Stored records
- - - -
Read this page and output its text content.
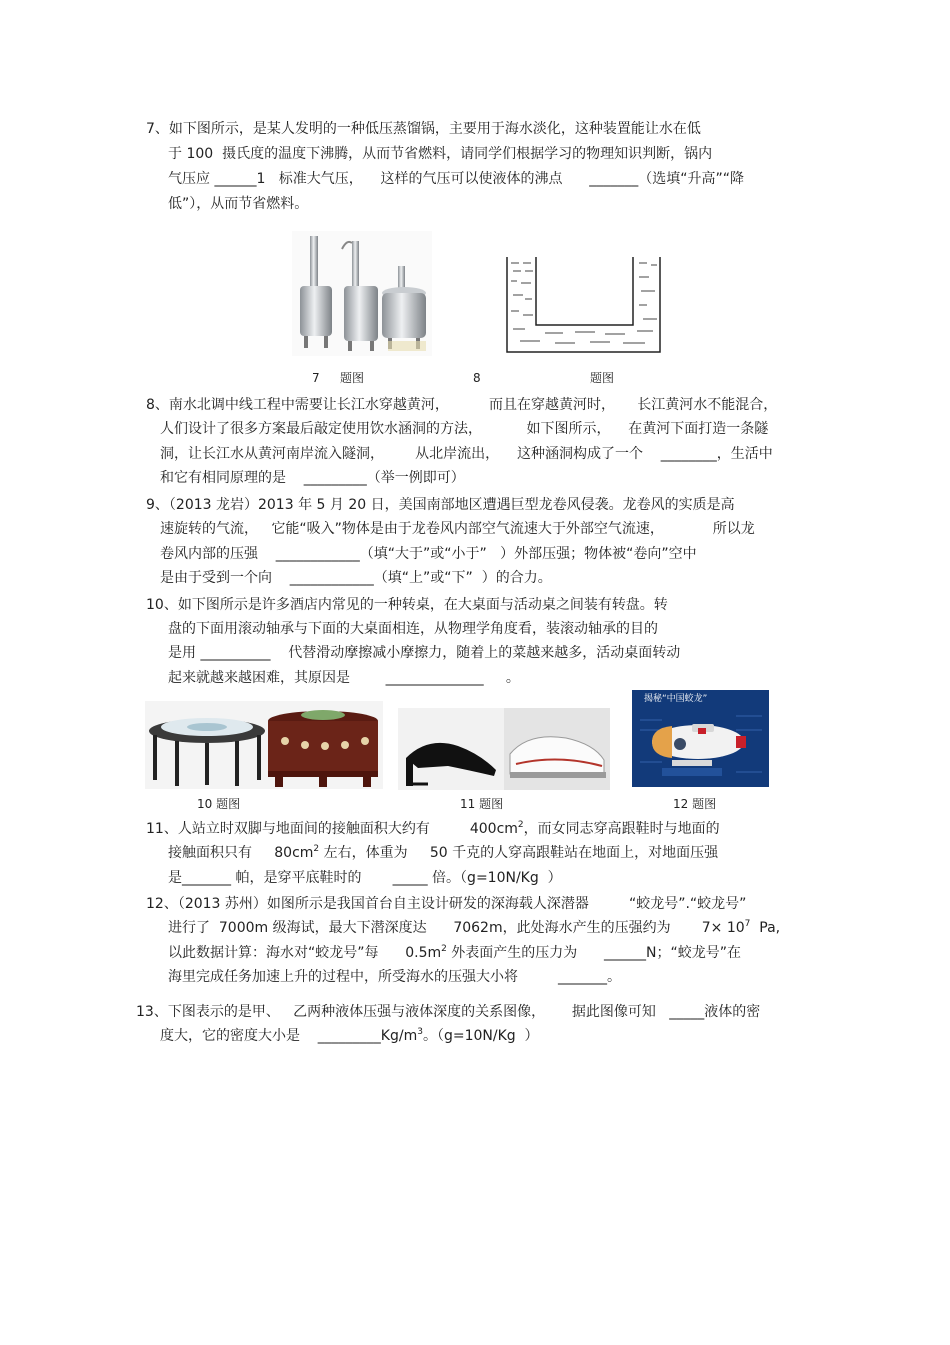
7、如下图所示，是某人发明的一种低压蒸馏锅，主要用于海水淡化，这种装置能让水在低
于 100  摄氏度的温度下沸腾，从而节省燃料，请同学们根据学习的物理知识判断，锅内
气压应 ______1   标准大气压，    这样的气压可以使液体的沸点      _______（选填“升高”“降
低”），从而节省燃料。
7 题图	8	题图
8、南水北调中线工程中需要让长江水穿越黄河，         而且在穿越黄河时，     长江黄河水不能混合，
人们设计了很多方案最后敲定使用饮水涵洞的方法，          如下图所示，    在黄河下面打造一条隧
洞，让长江水从黄河南岸流入隧洞，       从北岸流出，    这种涵洞构成了一个    ________，生活中
和它有相同原理的是    _________（举一例即可）
9、（2013 龙岩）2013 年 5 月 20 日，美国南部地区遭遇巨型龙卷风侵袭。龙卷风的实质是高
速旋转的气流，   它能“吸入”物体是由于龙卷风内部空气流速大于外部空气流速，           所以龙
卷风内部的压强    ____________（填“大于”或“小于”   ）外部压强；物体被“卷向”空中
是由于受到一个向    ____________（填“上”或“下”  ）的合力。
10、如下图所示是许多酒店内常见的一种转桌，在大桌面与活动桌之间装有转盘。转
盘的下面用滚动轴承与下面的大桌面相连，从物理学角度看，装滚动轴承的目的
是用 __________    代替滑动摩擦减小摩擦力，随着上的菜越来越多，活动桌面转动
起来就越来越困难，其原因是        ______________     。
揭秘“中国蛟龙”
10 题图	11 题图	12 题图
11、人站立时双脚与地面间的接触面积大约有         $400cm^2$，而女同志穿高跟鞋时与地面的
接触面积只有     $80cm^2$ 左右，体重为     50 千克的人穿高跟鞋站在地面上，对地面压强
是_______ 帕，是穿平底鞋时的       _____ 倍。（g=10N/Kg  ）
12、（2013 苏州）如图所示是我国首台自主设计研发的深海载人深潜器         “蛟龙号”.“蛟龙号”
进行了  7000m 级海试，最大下潜深度达      7062m，此处海水产生的压强约为       $7\times 10^7$  Pa,
以此数据计算：海水对“蛟龙号”每      $0.5m^2$ 外表面产生的压力为      ______N；“蛟龙号”在
海里完成任务加速上升的过程中，所受海水的压强大小将         _______。
13、下图表示的是甲、   乙两种液体压强与液体深度的关系图像，      据此图像可知   _____液体的密
度大，它的密度大小是    $\_\_\_\_\_\_\_\_\_Kg/m^3$。（g=10N/Kg  ）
- - - -
## [What is required]
Omit the images and transcribe all of the records above word for word.

## [Problem solution]
Read this page and output its text content.
7、如下图所示，是某人发明的一种低压蒸馏锅，主要用于海水淡化，这种装置能让水在低
于 100  摄氏度的温度下沸腾，从而节省燃料，请同学们根据学习的物理知识判断，锅内
气压应 ______1   标准大气压，    这样的气压可以使液体的沸点      _______（选填“升高”“降
低”），从而节省燃料。
7 题图	8	题图
8、南水北调中线工程中需要让长江水穿越黄河，         而且在穿越黄河时，     长江黄河水不能混合，
人们设计了很多方案最后敲定使用饮水涵洞的方法，          如下图所示，    在黄河下面打造一条隧
洞，让长江水从黄河南岸流入隧洞，       从北岸流出，    这种涵洞构成了一个    ________，生活中
和它有相同原理的是    _________（举一例即可）
9、（2013 龙岩）2013 年 5 月 20 日，美国南部地区遭遇巨型龙卷风侵袭。龙卷风的实质是高
速旋转的气流，   它能“吸入”物体是由于龙卷风内部空气流速大于外部空气流速，           所以龙
卷风内部的压强    ____________（填“大于”或“小于”   ）外部压强；物体被“卷向”空中
是由于受到一个向    ____________（填“上”或“下”  ）的合力。
10、如下图所示是许多酒店内常见的一种转桌，在大桌面与活动桌之间装有转盘。转
盘的下面用滚动轴承与下面的大桌面相连，从物理学角度看，装滚动轴承的目的
是用 __________    代替滑动摩擦减小摩擦力，随着上的菜越来越多，活动桌面转动
起来就越来越困难，其原因是        ______________     。
揭秘“中国蛟龙”
10 题图	11 题图	12 题图
11、人站立时双脚与地面间的接触面积大约有         $400cm^2$，而女同志穿高跟鞋时与地面的
接触面积只有     $80cm^2$ 左右，体重为     50 千克的人穿高跟鞋站在地面上，对地面压强
是_______ 帕，是穿平底鞋时的       _____ 倍。（g=10N/Kg  ）
12、（2013 苏州）如图所示是我国首台自主设计研发的深海载人深潜器         “蛟龙号”.“蛟龙号”
进行了  7000m 级海试，最大下潜深度达      7062m，此处海水产生的压强约为       $7\times 10^7$  Pa,
以此数据计算：海水对“蛟龙号”每      $0.5m^2$ 外表面产生的压力为      ______N；“蛟龙号”在
海里完成任务加速上升的过程中，所受海水的压强大小将         _______。
13、下图表示的是甲、   乙两种液体压强与液体深度的关系图像，      据此图像可知   _____液体的密
度大，它的密度大小是    $\_\_\_\_\_\_\_\_\_Kg/m^3$。（g=10N/Kg  ）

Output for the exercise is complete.